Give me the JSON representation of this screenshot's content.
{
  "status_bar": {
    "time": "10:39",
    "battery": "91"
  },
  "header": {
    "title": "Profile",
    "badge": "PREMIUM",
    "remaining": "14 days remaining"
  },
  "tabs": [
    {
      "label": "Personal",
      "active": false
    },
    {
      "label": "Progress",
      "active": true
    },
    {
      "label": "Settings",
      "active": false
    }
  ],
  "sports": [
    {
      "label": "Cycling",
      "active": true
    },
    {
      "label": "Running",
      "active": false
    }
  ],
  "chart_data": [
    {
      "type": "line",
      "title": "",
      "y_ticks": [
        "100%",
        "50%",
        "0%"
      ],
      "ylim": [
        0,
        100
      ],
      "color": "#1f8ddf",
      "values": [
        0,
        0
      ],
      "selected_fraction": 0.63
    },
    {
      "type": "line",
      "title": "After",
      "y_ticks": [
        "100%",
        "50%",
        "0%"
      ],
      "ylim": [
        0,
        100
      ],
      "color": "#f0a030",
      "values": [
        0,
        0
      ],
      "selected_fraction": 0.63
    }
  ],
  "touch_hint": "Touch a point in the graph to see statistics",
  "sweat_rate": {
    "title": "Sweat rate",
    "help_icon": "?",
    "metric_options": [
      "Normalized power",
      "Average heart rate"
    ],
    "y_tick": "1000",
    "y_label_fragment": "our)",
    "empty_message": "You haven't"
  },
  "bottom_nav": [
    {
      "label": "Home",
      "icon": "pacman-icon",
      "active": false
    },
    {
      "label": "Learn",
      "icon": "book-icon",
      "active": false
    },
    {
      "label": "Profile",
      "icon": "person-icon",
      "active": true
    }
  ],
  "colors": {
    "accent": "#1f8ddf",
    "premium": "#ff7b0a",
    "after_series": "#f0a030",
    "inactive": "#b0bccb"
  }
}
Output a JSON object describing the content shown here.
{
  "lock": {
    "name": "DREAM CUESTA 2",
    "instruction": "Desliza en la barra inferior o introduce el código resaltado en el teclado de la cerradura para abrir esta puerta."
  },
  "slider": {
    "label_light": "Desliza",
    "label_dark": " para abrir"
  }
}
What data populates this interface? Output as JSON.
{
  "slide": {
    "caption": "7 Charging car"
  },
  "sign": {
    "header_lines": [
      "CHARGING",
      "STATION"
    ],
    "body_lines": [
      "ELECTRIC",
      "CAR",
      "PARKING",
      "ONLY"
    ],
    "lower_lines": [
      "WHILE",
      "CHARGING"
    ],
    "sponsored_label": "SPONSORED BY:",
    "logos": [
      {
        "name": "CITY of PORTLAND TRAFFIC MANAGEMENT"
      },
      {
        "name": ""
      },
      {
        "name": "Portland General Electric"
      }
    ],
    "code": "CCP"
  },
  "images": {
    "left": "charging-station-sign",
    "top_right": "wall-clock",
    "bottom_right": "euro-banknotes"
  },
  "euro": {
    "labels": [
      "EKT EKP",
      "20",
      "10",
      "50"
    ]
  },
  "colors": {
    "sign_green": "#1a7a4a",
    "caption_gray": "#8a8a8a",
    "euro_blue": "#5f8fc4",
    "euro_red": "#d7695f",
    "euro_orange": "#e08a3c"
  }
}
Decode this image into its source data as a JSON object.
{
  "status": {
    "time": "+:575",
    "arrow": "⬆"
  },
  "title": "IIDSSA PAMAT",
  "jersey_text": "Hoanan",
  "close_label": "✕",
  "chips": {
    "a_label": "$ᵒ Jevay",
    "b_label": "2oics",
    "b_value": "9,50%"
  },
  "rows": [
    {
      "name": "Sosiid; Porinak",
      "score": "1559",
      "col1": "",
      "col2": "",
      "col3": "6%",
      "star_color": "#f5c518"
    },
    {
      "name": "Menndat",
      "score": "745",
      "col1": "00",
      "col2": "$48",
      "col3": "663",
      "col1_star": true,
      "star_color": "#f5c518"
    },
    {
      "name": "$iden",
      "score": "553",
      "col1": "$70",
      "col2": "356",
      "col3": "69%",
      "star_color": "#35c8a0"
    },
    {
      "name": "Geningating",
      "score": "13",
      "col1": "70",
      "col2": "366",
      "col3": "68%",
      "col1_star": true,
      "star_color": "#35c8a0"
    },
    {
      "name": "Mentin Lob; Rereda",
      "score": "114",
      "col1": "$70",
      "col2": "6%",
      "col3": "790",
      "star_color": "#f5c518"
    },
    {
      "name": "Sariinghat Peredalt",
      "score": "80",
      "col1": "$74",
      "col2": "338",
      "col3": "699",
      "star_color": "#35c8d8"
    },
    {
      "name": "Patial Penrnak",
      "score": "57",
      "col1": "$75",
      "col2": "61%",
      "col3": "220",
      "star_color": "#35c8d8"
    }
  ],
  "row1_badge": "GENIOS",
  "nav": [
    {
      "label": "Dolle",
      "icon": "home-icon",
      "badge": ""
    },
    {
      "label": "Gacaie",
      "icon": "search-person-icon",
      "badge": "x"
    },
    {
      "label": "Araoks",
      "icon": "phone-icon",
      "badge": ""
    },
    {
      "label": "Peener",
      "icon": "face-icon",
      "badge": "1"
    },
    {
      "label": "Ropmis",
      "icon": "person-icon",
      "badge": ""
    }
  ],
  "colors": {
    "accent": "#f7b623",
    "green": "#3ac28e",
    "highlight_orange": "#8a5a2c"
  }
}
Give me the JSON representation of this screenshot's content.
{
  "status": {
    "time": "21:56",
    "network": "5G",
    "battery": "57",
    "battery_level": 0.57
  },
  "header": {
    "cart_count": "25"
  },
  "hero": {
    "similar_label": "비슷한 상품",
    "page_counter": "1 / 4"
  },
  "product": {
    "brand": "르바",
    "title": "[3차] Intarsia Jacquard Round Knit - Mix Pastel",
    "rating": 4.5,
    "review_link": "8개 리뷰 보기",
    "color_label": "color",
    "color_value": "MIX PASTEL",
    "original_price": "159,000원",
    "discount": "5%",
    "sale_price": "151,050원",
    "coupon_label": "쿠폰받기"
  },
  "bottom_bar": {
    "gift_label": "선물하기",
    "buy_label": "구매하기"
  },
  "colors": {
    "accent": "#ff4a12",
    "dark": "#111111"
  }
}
-.-.-
## Aim:
Give the data again, exactly as it stands.

## Task response:
Give me the JSON representation of this screenshot's content.
{
  "status_bar": {
    "time": "10:39",
    "battery": "91"
  },
  "header": {
    "title": "Profile",
    "badge": "PREMIUM",
    "remaining": "14 days remaining"
  },
  "tabs": [
    {
      "label": "Personal",
      "active": false
    },
    {
      "label": "Progress",
      "active": true
    },
    {
      "label": "Settings",
      "active": false
    }
  ],
  "sports": [
    {
      "label": "Cycling",
      "active": true
    },
    {
      "label": "Running",
      "active": false
    }
  ],
  "chart_data": [
    {
      "type": "line",
      "title": "",
      "y_ticks": [
        "100%",
        "50%",
        "0%"
      ],
      "ylim": [
        0,
        100
      ],
      "color": "#1f8ddf",
      "values": [
        0,
        0
      ],
      "selected_fraction": 0.63
    },
    {
      "type": "line",
      "title": "After",
      "y_ticks": [
        "100%",
        "50%",
        "0%"
      ],
      "ylim": [
        0,
        100
      ],
      "color": "#f0a030",
      "values": [
        0,
        0
      ],
      "selected_fraction": 0.63
    }
  ],
  "touch_hint": "Touch a point in the graph to see statistics",
  "sweat_rate": {
    "title": "Sweat rate",
    "help_icon": "?",
    "metric_options": [
      "Normalized power",
      "Average heart rate"
    ],
    "y_tick": "1000",
    "y_label_fragment": "our)",
    "empty_message": "You haven't"
  },
  "bottom_nav": [
    {
      "label": "Home",
      "icon": "pacman-icon",
      "active": false
    },
    {
      "label": "Learn",
      "icon": "book-icon",
      "active": false
    },
    {
      "label": "Profile",
      "icon": "person-icon",
      "active": true
    }
  ],
  "colors": {
    "accent": "#1f8ddf",
    "premium": "#ff7b0a",
    "after_series": "#f0a030",
    "inactive": "#b0bccb"
  }
}
Output a JSON object describing the content shown here.
{
  "lock": {
    "name": "DREAM CUESTA 2",
    "instruction": "Desliza en la barra inferior o introduce el código resaltado en el teclado de la cerradura para abrir esta puerta."
  },
  "slider": {
    "label_light": "Desliza",
    "label_dark": " para abrir"
  }
}
What data populates this interface? Output as JSON.
{
  "slide": {
    "caption": "7 Charging car"
  },
  "sign": {
    "header_lines": [
      "CHARGING",
      "STATION"
    ],
    "body_lines": [
      "ELECTRIC",
      "CAR",
      "PARKING",
      "ONLY"
    ],
    "lower_lines": [
      "WHILE",
      "CHARGING"
    ],
    "sponsored_label": "SPONSORED BY:",
    "logos": [
      {
        "name": "CITY of PORTLAND TRAFFIC MANAGEMENT"
      },
      {
        "name": ""
      },
      {
        "name": "Portland General Electric"
      }
    ],
    "code": "CCP"
  },
  "images": {
    "left": "charging-station-sign",
    "top_right": "wall-clock",
    "bottom_right": "euro-banknotes"
  },
  "euro": {
    "labels": [
      "EKT EKP",
      "20",
      "10",
      "50"
    ]
  },
  "colors": {
    "sign_green": "#1a7a4a",
    "caption_gray": "#8a8a8a",
    "euro_blue": "#5f8fc4",
    "euro_red": "#d7695f",
    "euro_orange": "#e08a3c"
  }
}
Decode this image into its source data as a JSON object.
{
  "status": {
    "time": "+:575",
    "arrow": "⬆"
  },
  "title": "IIDSSA PAMAT",
  "jersey_text": "Hoanan",
  "close_label": "✕",
  "chips": {
    "a_label": "$ᵒ Jevay",
    "b_label": "2oics",
    "b_value": "9,50%"
  },
  "rows": [
    {
      "name": "Sosiid; Porinak",
      "score": "1559",
      "col1": "",
      "col2": "",
      "col3": "6%",
      "star_color": "#f5c518"
    },
    {
      "name": "Menndat",
      "score": "745",
      "col1": "00",
      "col2": "$48",
      "col3": "663",
      "col1_star": true,
      "star_color": "#f5c518"
    },
    {
      "name": "$iden",
      "score": "553",
      "col1": "$70",
      "col2": "356",
      "col3": "69%",
      "star_color": "#35c8a0"
    },
    {
      "name": "Geningating",
      "score": "13",
      "col1": "70",
      "col2": "366",
      "col3": "68%",
      "col1_star": true,
      "star_color": "#35c8a0"
    },
    {
      "name": "Mentin Lob; Rereda",
      "score": "114",
      "col1": "$70",
      "col2": "6%",
      "col3": "790",
      "star_color": "#f5c518"
    },
    {
      "name": "Sariinghat Peredalt",
      "score": "80",
      "col1": "$74",
      "col2": "338",
      "col3": "699",
      "star_color": "#35c8d8"
    },
    {
      "name": "Patial Penrnak",
      "score": "57",
      "col1": "$75",
      "col2": "61%",
      "col3": "220",
      "star_color": "#35c8d8"
    }
  ],
  "row1_badge": "GENIOS",
  "nav": [
    {
      "label": "Dolle",
      "icon": "home-icon",
      "badge": ""
    },
    {
      "label": "Gacaie",
      "icon": "search-person-icon",
      "badge": "x"
    },
    {
      "label": "Araoks",
      "icon": "phone-icon",
      "badge": ""
    },
    {
      "label": "Peener",
      "icon": "face-icon",
      "badge": "1"
    },
    {
      "label": "Ropmis",
      "icon": "person-icon",
      "badge": ""
    }
  ],
  "colors": {
    "accent": "#f7b623",
    "green": "#3ac28e",
    "highlight_orange": "#8a5a2c"
  }
}
Give me the JSON representation of this screenshot's content.
{
  "status": {
    "time": "21:56",
    "network": "5G",
    "battery": "57",
    "battery_level": 0.57
  },
  "header": {
    "cart_count": "25"
  },
  "hero": {
    "similar_label": "비슷한 상품",
    "page_counter": "1 / 4"
  },
  "product": {
    "brand": "르바",
    "title": "[3차] Intarsia Jacquard Round Knit - Mix Pastel",
    "rating": 4.5,
    "review_link": "8개 리뷰 보기",
    "color_label": "color",
    "color_value": "MIX PASTEL",
    "original_price": "159,000원",
    "discount": "5%",
    "sale_price": "151,050원",
    "coupon_label": "쿠폰받기"
  },
  "bottom_bar": {
    "gift_label": "선물하기",
    "buy_label": "구매하기"
  },
  "colors": {
    "accent": "#ff4a12",
    "dark": "#111111"
  }
}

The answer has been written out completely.